Back in October, at New York Advertising Week, suddenly all my meetings were about digital twins. Remember when consumer research used to be so expensive and time-consuming? folks were asking me. Not anymore. Now we have robots to take your survey.
Digital twins are no longer mere concept--they have entered my commercial reality.
It’s an intriguing proposition! Get a sample of men 35-49. Ask them questions. Infer their characteristics--call it, distaste for authority, and openness to new ideas--and let your modeled male 35-49 take your survey. Research might become so cheap, you could pop out questions to a panel of robots like you were firing off a one-line Slack. Orange or cherry? Vinyl or leather?
And just as I was digesting these developments, a Stanford computer science team--led by a baby-faced PhD candidate named Joon Sung Park--announced they had created models that can replicate actual people and their personalities.
Not a robot version of the cohort “men 35-49.” Like, a robot version of 38-year-old Harry Smith of 100 Elm Street, Decatur, Georgia.
The Stanford team had created replicas of one thousand individuals.
I, NOT-ROBOT
How it worked, is like this: Park and his team paid actual people a hundred bucks to take a battery of personality tests… values tests (“if a man and a woman have sexual relations before marriage, do you think it is always wrong?”)… play economic games like the so-called “dictator game” invented by the late Nobel-ist Daniel Kahneman… and provide detailed demographics. Then each subject was interviewed for two hours. (The interview conducted, naturally, by an AI.)
The interviews get pretty real:
[Interviewee]: So I had a head injury while I was in elementary school and the full weight of that untreated injury came to bear when I was in about 8th grade and I started having these really bad mood swings. So I spent most of my high school years in deep depression and no one got me any help for it. It was pretty awful.
I mean, this is the stuff of sleepovers and weird third dates.
Then the Stanford team tested the robot versions of all their subjects with another battery of quizzes—to see how closely the robot answers matched their human originals.
Illustration from “Generative Agent Simulations of 1,000 People” by Park et al.
The results were not perfect. But they were pretty goddam close. The robot versions answered questions with 85% accuracy to human “original.”
And this, of course, made me think of my favorite Victorian gothic novel, The Picture of Dorian Gray.
DORIAN GRAY vs. FRANKENSTEIN
In Oscar Wilde’s novel, a pretty young London bachelor named Dorian Gray sits for a portrait. He learns his picture has strange powers: if Dorian does nice things, his picture looks beatific. If he does wicked things, the picture’s face turns demonic.
Wilde’s story is a great illustration of one aspect of the digital twin race.
In this domain, a digital twin is merely a replica. It exists so we can ask it questions, poke it, prod it, test things on it.
And we can do all this at the merciless pace of technology--testing thousands of variations quickly, and of course, cheaply. The virtual Harry Smith never gets tired of answering questions. And you only had to pay the real Harry Smith $100, once, to model him.
Just like Dorian Gray got to do unspeakable things down at the docks every night, and always looked like a million bucks in the morning--because his portrait version paid the price.

# RECORD SET:
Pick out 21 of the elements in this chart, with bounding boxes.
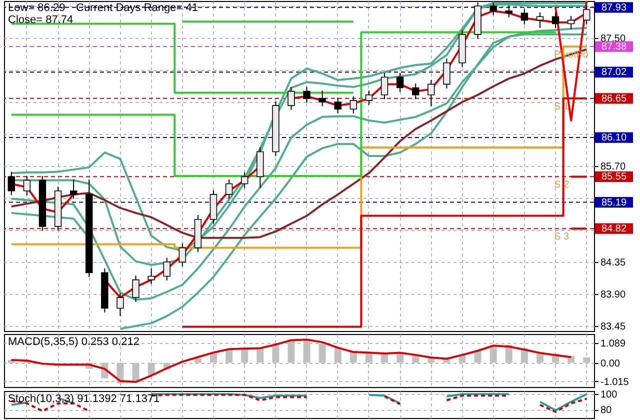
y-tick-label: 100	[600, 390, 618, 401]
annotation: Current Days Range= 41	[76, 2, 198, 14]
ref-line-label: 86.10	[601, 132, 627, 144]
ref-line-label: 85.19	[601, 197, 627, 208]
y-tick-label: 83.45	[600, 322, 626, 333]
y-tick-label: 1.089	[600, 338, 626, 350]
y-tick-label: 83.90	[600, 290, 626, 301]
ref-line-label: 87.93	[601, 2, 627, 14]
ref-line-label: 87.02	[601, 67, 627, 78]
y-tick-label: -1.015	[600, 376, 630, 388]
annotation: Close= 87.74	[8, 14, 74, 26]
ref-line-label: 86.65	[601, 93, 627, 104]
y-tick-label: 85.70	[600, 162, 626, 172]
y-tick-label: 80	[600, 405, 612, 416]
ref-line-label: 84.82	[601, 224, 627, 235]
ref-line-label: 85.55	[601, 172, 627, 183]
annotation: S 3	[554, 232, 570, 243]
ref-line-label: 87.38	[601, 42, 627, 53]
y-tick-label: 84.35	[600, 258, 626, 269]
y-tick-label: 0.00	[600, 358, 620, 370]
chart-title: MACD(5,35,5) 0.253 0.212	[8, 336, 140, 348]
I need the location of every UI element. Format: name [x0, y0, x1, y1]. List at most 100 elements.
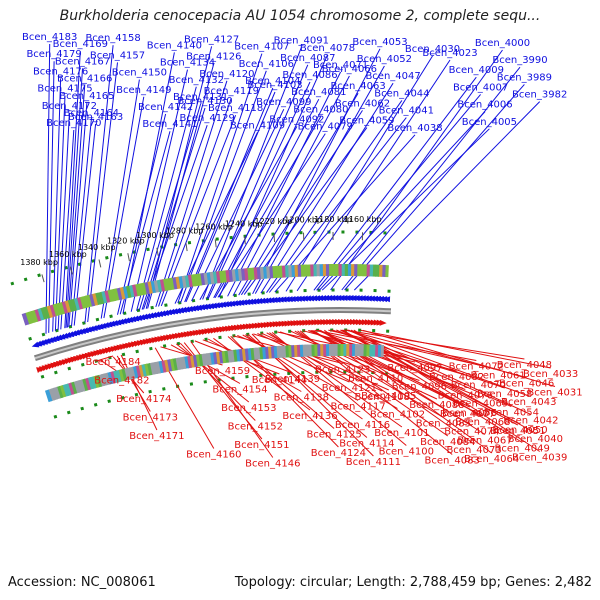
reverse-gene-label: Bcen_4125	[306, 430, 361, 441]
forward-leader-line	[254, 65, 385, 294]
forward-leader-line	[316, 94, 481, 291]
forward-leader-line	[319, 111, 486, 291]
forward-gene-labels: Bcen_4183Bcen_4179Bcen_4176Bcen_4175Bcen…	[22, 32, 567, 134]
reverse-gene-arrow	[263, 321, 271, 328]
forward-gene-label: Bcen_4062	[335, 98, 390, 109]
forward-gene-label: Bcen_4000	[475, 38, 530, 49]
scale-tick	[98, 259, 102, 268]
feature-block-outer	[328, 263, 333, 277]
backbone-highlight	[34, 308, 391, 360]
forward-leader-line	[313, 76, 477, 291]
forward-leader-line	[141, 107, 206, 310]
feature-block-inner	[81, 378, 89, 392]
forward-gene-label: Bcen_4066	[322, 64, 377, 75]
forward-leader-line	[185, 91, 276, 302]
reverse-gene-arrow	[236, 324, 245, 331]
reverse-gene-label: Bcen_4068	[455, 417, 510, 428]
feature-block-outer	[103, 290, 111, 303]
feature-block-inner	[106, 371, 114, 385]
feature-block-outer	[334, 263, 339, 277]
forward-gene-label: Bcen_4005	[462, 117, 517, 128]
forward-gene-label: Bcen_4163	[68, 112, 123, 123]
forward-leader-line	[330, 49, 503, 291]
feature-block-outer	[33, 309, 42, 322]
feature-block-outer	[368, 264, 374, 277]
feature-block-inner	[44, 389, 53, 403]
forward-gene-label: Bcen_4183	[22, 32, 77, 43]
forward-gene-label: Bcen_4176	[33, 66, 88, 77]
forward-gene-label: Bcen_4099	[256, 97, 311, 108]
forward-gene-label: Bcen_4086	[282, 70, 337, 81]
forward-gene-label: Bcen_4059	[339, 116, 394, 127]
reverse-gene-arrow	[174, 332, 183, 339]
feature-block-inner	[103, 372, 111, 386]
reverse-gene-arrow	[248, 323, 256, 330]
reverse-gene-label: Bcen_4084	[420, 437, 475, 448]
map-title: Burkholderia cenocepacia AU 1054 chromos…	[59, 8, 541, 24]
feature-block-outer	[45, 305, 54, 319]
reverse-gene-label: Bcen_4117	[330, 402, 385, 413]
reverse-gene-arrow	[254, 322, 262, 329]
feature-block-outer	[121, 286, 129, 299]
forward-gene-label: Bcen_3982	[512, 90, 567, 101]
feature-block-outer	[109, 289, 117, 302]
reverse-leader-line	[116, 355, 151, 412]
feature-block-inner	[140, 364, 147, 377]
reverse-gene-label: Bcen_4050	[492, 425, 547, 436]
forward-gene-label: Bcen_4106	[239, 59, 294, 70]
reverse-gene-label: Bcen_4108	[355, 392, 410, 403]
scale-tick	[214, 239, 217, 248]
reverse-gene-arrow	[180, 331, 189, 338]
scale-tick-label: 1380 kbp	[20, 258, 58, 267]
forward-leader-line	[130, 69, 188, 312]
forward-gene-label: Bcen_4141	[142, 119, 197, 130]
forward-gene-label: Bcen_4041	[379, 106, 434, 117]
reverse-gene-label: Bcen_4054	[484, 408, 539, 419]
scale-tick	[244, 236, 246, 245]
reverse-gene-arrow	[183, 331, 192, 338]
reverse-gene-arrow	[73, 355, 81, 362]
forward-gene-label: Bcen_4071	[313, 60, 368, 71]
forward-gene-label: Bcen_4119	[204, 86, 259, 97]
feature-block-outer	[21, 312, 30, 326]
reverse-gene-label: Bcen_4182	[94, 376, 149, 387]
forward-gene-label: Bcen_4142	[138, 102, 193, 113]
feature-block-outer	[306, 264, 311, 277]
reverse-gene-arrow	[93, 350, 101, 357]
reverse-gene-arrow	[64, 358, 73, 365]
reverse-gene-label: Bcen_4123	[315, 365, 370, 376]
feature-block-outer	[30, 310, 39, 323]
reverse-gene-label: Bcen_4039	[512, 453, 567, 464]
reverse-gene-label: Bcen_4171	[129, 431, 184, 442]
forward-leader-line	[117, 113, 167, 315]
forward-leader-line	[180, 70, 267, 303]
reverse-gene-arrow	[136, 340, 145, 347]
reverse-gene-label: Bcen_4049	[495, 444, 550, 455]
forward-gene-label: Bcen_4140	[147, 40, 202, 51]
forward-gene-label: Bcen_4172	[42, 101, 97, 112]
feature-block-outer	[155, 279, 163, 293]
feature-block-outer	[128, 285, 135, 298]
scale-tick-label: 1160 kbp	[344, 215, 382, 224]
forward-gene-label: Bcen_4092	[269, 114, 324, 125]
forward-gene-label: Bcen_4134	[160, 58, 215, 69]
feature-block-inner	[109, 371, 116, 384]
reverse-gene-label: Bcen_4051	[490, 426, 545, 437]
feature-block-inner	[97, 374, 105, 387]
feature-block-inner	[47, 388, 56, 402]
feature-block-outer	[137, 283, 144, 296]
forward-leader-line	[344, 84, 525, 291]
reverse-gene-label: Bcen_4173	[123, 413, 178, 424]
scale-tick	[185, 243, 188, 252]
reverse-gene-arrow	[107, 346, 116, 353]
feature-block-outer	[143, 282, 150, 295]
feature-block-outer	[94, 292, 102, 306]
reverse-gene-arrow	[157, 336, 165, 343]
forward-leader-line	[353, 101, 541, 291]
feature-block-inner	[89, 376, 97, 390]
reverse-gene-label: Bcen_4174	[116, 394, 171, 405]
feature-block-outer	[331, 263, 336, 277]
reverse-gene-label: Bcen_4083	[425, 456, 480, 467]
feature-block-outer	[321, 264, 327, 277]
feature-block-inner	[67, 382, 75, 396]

# BRIEF 1:
Repeat the passage of the digital twins piece starting at "And we can do" and ending at "to model him.".
# BRIEF 2:
Turn the paragraph of the digital twins piece beginning "How it worked, is like this" into a short bulleted list that keeps its main facts.
# BRIEF 3:
Pick up the digital twins piece after its final sentence and keep writing.

# RESPONSE 1:
And we can do all this at the merciless pace of technology--testing thousands of variations quickly, and of course, cheaply. The virtual Harry Smith never gets tired of answering questions. And you only had to pay the real Harry Smith $100, once, to model him.

# RESPONSE 2:
- Park and his team paid real people $100 each.
- Subjects took personality tests and values tests.
- They played economic games such as the "dictator game."
- They provided detailed demographics.
- Each subject then had a two-hour interview, conducted by an AI.

# RESPONSE 3:
There is a fork in the road of digital twins. The first fork is Dorian Gray. To understand the second fork, let’s stick with gothic novels from the 1800s--I mean, why wouldn’t we--and call it the Frankenstein version.
On this second fork, Frankenstein’s monster was created to think, feel, and act on his own. This is not a digital twin, but a digital double. Or--as they are increasingly being called--an agent.
Dorians are replicas for testing and learning.
Frankensteins are agents for acting on our behalf.
First framework for applying digital twins to manufacturing, presented by Michael Grieves in “Origins of the Digital Twin Concept,” 2016
Today, we will stick with the Dorians. Because Dorian Gray illustrates the three essential components of a digital twin.
First you need a physical original. (The bachelor)
Second, you need a virtual double. (The painting)
Third, you need data to pass back and forth between the two--which is where the learning happens. (Testing the effect of moral and immoral behavior on the painting)
LIVER ON A CHIP
The digital twin becomes more useful, and more powerful, when you operate in an expensive, complex environment, where your time is very short, or where your cost of failure is high.
For Dorian Gray, the cost of losing his reputation in judge-y Victorian London would have been catastrophic. For some non-fictional examples--NASA, BMW, the America’s Cup, and the drug industry--the stakes are equally high.
Take spacecraft. No system is more complex, or high stakes, than manned space flight. NASA and the Air Force started collaborating on aircraft, using digital twinning, as far back as 2012.
You create your physical version of the aircraft. You create a digital version--with systems for airframe, propulsion and energy storage, life support. Then you test it, and measure its IVMH, or integrated vehicle health management data. How does the virtual version handle extreme loads? Extreme heat?
Space craft development = expensive environment.
On an automotive factory floor, the interaction with all the workers, the use of space, is impossibly complex. How close to the assembly line should the rack of parts be, so your worker can reach them and install them easily? What if “easily” saves you thousands of hours of labor, in aggregate, every month?
BMW created a virtual factory. Its managers and workers played it like a video game, testing different manufacturing tactics (move the parts rack a foot closer and six inches higher). It was easier than futzing with the whole real assembly line.
Manufacturing = complex environment.
When the Emirates New Zealand sailing team wanted to design a sailing craft in time for the 2021 America’s Cup, they had eighteen months. So they taught a simulator to sail. (Of course they did.) Then they tested thousands of design tweaks to the sailboat.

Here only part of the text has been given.